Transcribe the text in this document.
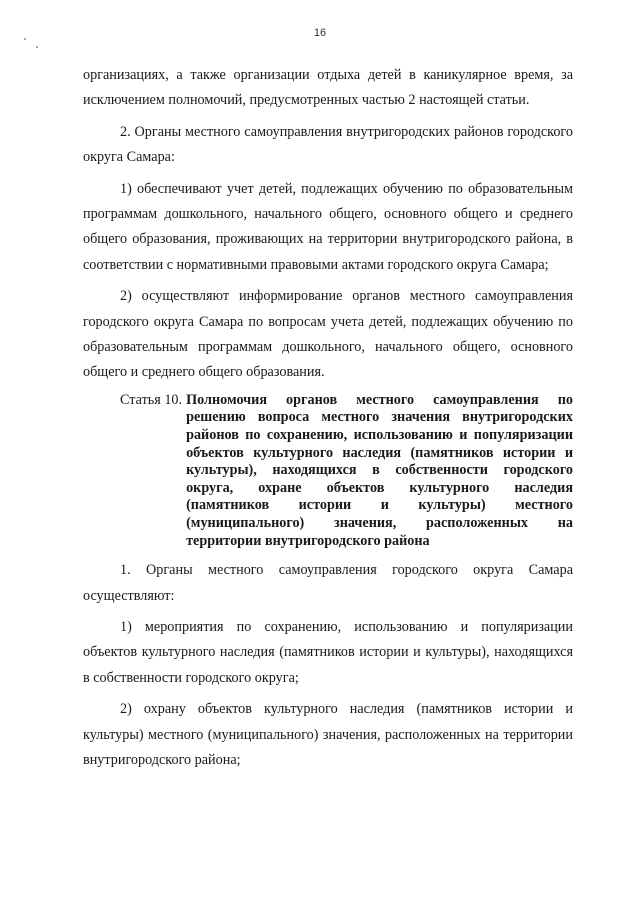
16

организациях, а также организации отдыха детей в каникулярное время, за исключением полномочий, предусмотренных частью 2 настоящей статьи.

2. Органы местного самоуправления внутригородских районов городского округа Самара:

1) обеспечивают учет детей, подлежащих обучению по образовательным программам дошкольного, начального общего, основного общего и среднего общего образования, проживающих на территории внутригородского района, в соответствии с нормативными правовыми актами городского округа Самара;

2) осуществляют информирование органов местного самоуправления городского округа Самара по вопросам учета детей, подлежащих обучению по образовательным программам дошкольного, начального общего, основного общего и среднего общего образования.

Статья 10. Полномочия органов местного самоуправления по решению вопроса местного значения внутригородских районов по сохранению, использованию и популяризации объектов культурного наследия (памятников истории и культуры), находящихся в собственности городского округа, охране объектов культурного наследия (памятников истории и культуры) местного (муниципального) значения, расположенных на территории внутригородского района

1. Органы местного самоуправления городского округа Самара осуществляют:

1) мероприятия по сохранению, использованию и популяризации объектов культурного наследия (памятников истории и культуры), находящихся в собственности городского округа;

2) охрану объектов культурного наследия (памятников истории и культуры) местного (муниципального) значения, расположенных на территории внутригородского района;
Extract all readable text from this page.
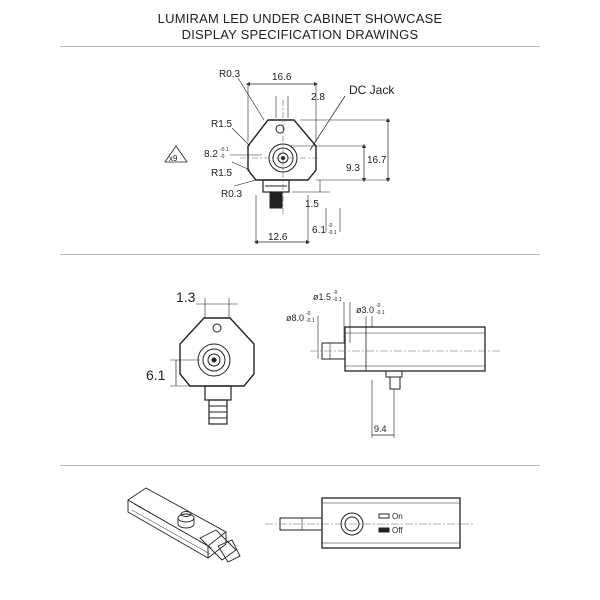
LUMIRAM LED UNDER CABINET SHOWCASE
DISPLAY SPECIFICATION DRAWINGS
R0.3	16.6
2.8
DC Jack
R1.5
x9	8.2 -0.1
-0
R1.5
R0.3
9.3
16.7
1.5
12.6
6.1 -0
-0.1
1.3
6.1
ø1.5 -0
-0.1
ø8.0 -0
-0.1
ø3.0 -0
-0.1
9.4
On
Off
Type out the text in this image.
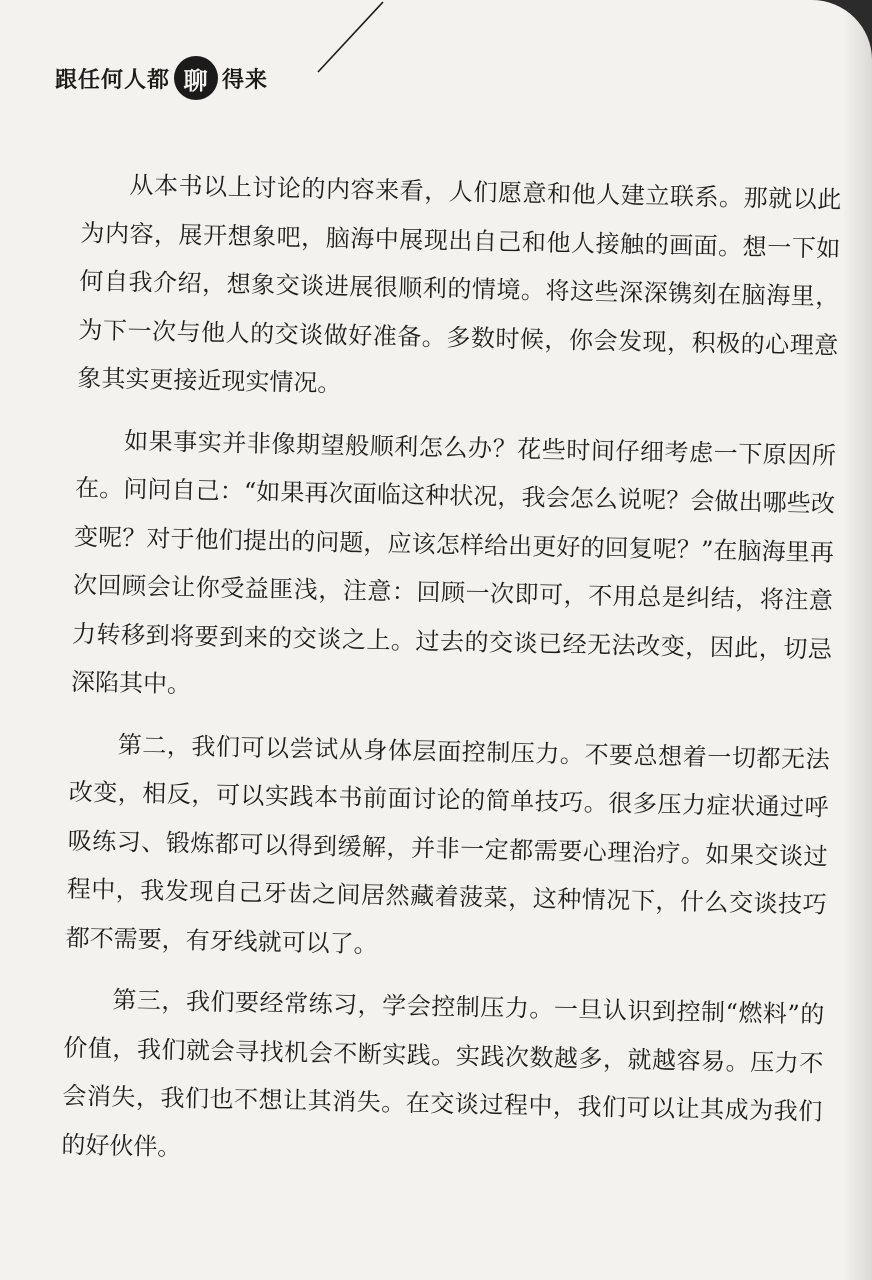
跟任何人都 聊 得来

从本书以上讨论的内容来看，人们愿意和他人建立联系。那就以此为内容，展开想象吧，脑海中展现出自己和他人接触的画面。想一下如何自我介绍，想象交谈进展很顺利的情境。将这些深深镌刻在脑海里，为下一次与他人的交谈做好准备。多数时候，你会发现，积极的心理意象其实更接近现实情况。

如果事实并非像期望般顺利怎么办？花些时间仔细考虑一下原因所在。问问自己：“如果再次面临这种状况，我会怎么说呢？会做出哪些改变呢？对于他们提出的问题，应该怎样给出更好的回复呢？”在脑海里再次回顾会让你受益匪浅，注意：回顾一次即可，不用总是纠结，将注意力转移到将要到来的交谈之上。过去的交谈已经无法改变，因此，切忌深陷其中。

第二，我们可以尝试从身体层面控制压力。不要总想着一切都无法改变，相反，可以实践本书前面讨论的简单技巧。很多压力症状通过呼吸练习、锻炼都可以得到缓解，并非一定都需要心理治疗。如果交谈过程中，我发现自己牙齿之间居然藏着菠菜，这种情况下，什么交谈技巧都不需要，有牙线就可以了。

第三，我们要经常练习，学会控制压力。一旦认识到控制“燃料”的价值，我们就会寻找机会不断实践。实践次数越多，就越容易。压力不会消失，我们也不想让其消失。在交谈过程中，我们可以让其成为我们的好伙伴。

Brief.
Repeat the lines of the records verbatim, starting at the line containing "Type out the text in this image." and stopping after the final line. Images stay out.

Finished answer.
Type out the text in this image.
跟任何人都 聊 得来

从本书以上讨论的内容来看，人们愿意和他人建立联系。那就以此为内容，展开想象吧，脑海中展现出自己和他人接触的画面。想一下如何自我介绍，想象交谈进展很顺利的情境。将这些深深镌刻在脑海里，为下一次与他人的交谈做好准备。多数时候，你会发现，积极的心理意象其实更接近现实情况。

如果事实并非像期望般顺利怎么办？花些时间仔细考虑一下原因所在。问问自己：“如果再次面临这种状况，我会怎么说呢？会做出哪些改变呢？对于他们提出的问题，应该怎样给出更好的回复呢？”在脑海里再次回顾会让你受益匪浅，注意：回顾一次即可，不用总是纠结，将注意力转移到将要到来的交谈之上。过去的交谈已经无法改变，因此，切忌深陷其中。

第二，我们可以尝试从身体层面控制压力。不要总想着一切都无法改变，相反，可以实践本书前面讨论的简单技巧。很多压力症状通过呼吸练习、锻炼都可以得到缓解，并非一定都需要心理治疗。如果交谈过程中，我发现自己牙齿之间居然藏着菠菜，这种情况下，什么交谈技巧都不需要，有牙线就可以了。

第三，我们要经常练习，学会控制压力。一旦认识到控制“燃料”的价值，我们就会寻找机会不断实践。实践次数越多，就越容易。压力不会消失，我们也不想让其消失。在交谈过程中，我们可以让其成为我们的好伙伴。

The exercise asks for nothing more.